**Required action:** Copy all of the data that follows without altering a word.

BEGIN Data to examine

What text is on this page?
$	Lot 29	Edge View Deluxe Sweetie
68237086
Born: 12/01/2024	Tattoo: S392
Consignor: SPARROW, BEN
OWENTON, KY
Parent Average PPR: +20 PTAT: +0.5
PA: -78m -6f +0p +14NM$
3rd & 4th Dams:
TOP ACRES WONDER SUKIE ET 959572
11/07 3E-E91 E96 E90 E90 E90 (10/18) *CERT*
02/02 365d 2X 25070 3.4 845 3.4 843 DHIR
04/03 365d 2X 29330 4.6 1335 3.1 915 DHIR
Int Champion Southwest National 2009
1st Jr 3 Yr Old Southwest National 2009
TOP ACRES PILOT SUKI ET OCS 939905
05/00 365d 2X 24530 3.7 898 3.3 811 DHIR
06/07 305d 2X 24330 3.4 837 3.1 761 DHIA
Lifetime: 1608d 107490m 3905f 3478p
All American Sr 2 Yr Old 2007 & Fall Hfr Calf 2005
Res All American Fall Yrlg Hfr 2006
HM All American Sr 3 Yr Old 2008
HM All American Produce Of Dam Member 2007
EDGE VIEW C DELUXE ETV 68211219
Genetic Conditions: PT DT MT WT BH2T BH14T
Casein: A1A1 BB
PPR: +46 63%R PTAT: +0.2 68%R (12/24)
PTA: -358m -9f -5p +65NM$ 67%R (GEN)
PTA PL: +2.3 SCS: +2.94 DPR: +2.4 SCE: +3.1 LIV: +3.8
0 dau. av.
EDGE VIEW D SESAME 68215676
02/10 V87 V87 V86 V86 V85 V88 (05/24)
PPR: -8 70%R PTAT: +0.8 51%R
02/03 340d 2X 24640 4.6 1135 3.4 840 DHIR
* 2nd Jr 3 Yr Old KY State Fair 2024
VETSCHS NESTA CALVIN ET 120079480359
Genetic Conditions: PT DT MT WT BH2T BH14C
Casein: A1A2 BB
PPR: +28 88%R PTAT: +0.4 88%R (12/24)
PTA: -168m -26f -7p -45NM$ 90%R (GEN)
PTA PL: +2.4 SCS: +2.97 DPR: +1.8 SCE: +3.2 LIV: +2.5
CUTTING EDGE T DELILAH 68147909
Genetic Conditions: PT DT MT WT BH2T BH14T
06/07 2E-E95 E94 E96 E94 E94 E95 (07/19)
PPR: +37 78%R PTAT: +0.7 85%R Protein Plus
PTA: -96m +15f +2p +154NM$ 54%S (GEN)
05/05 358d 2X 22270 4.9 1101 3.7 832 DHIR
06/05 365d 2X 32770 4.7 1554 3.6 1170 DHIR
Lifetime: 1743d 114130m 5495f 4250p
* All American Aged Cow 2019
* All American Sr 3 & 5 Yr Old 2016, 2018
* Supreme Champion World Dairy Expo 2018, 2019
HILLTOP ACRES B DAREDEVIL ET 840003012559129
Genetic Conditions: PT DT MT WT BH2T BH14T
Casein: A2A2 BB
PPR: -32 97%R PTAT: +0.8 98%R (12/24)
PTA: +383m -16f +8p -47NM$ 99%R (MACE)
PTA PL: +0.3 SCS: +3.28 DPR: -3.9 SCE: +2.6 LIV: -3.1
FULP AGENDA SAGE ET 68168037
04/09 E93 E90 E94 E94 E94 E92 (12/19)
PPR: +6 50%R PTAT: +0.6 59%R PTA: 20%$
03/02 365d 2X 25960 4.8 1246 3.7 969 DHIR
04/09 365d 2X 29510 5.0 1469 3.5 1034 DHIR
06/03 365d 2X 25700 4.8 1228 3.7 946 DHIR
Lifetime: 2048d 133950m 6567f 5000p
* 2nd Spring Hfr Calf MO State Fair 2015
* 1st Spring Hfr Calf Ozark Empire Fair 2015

END Data to examine

**Written response:**
What text is on this page?
$	Lot 29	Edge View Deluxe Sweetie
68237086
Born: 12/01/2024	Tattoo: S392
Consignor: SPARROW, BEN
OWENTON, KY
Parent Average PPR: +20 PTAT: +0.5
PA: -78m -6f +0p +14NM$
3rd & 4th Dams:
TOP ACRES WONDER SUKIE ET 959572
11/07 3E-E91 E96 E90 E90 E90 (10/18) *CERT*
02/02 365d 2X 25070 3.4 845 3.4 843 DHIR
04/03 365d 2X 29330 4.6 1335 3.1 915 DHIR
Int Champion Southwest National 2009
1st Jr 3 Yr Old Southwest National 2009
TOP ACRES PILOT SUKI ET OCS 939905
05/00 365d 2X 24530 3.7 898 3.3 811 DHIR
06/07 305d 2X 24330 3.4 837 3.1 761 DHIA
Lifetime: 1608d 107490m 3905f 3478p
All American Sr 2 Yr Old 2007 & Fall Hfr Calf 2005
Res All American Fall Yrlg Hfr 2006
HM All American Sr 3 Yr Old 2008
HM All American Produce Of Dam Member 2007
EDGE VIEW C DELUXE ETV 68211219
Genetic Conditions: PT DT MT WT BH2T BH14T
Casein: A1A1 BB
PPR: +46 63%R PTAT: +0.2 68%R (12/24)
PTA: -358m -9f -5p +65NM$ 67%R (GEN)
PTA PL: +2.3 SCS: +2.94 DPR: +2.4 SCE: +3.1 LIV: +3.8
0 dau. av.
EDGE VIEW D SESAME 68215676
02/10 V87 V87 V86 V86 V85 V88 (05/24)
PPR: -8 70%R PTAT: +0.8 51%R
02/03 340d 2X 24640 4.6 1135 3.4 840 DHIR
* 2nd Jr 3 Yr Old KY State Fair 2024
VETSCHS NESTA CALVIN ET 120079480359
Genetic Conditions: PT DT MT WT BH2T BH14C
Casein: A1A2 BB
PPR: +28 88%R PTAT: +0.4 88%R (12/24)
PTA: -168m -26f -7p -45NM$ 90%R (GEN)
PTA PL: +2.4 SCS: +2.97 DPR: +1.8 SCE: +3.2 LIV: +2.5
CUTTING EDGE T DELILAH 68147909
Genetic Conditions: PT DT MT WT BH2T BH14T
06/07 2E-E95 E94 E96 E94 E94 E95 (07/19)
PPR: +37 78%R PTAT: +0.7 85%R Protein Plus
PTA: -96m +15f +2p +154NM$ 54%S (GEN)
05/05 358d 2X 22270 4.9 1101 3.7 832 DHIR
06/05 365d 2X 32770 4.7 1554 3.6 1170 DHIR
Lifetime: 1743d 114130m 5495f 4250p
* All American Aged Cow 2019
* All American Sr 3 & 5 Yr Old 2016, 2018
* Supreme Champion World Dairy Expo 2018, 2019
HILLTOP ACRES B DAREDEVIL ET 840003012559129
Genetic Conditions: PT DT MT WT BH2T BH14T
Casein: A2A2 BB
PPR: -32 97%R PTAT: +0.8 98%R (12/24)
PTA: +383m -16f +8p -47NM$ 99%R (MACE)
PTA PL: +0.3 SCS: +3.28 DPR: -3.9 SCE: +2.6 LIV: -3.1
FULP AGENDA SAGE ET 68168037
04/09 E93 E90 E94 E94 E94 E92 (12/19)
PPR: +6 50%R PTAT: +0.6 59%R PTA: 20%$
03/02 365d 2X 25960 4.8 1246 3.7 969 DHIR
04/09 365d 2X 29510 5.0 1469 3.5 1034 DHIR
06/03 365d 2X 25700 4.8 1228 3.7 946 DHIR
Lifetime: 2048d 133950m 6567f 5000p
* 2nd Spring Hfr Calf MO State Fair 2015
* 1st Spring Hfr Calf Ozark Empire Fair 2015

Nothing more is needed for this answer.